— Start of Input rows —
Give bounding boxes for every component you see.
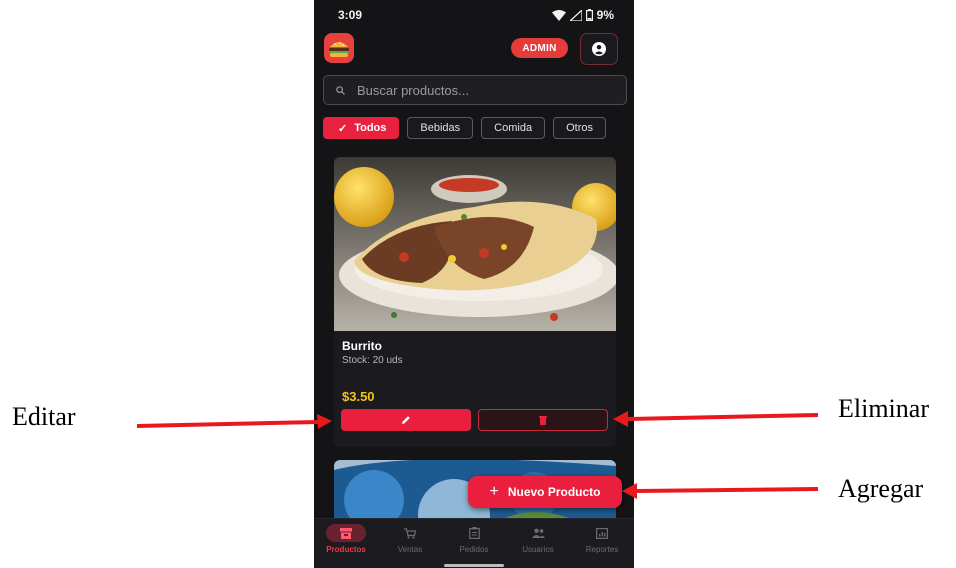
arrow-to-add [622, 483, 819, 499]
annotation-arrows [136, 411, 819, 499]
arrow-to-edit [136, 414, 332, 429]
arrow-to-delete [613, 411, 819, 427]
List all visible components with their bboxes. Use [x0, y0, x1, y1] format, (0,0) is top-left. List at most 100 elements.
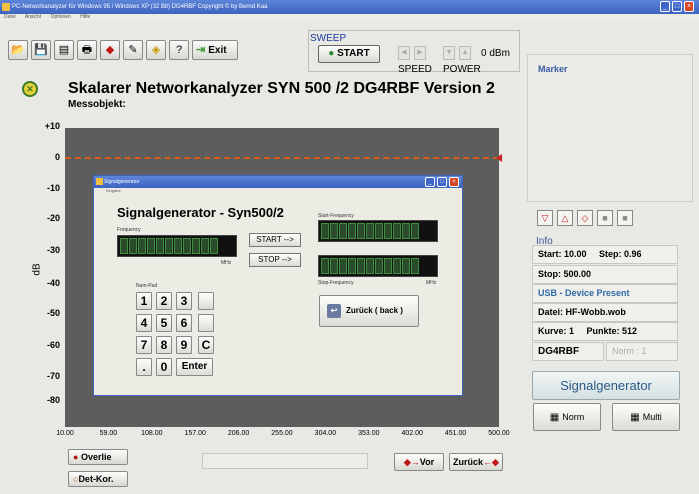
— End of Input rows —
= Exercise description =
Write down all of the data above word for word, leaving out the pictures.

= Reply =
Give bounding boxes for every component you see.
arrow-to-add [622, 483, 819, 499]
annotation-arrows [136, 411, 819, 499]
arrow-to-edit [136, 414, 332, 429]
arrow-to-delete [613, 411, 819, 427]
List all visible components with their bboxes. Use [x0, y0, x1, y1] format, (0,0) is top-left. List at most 100 elements.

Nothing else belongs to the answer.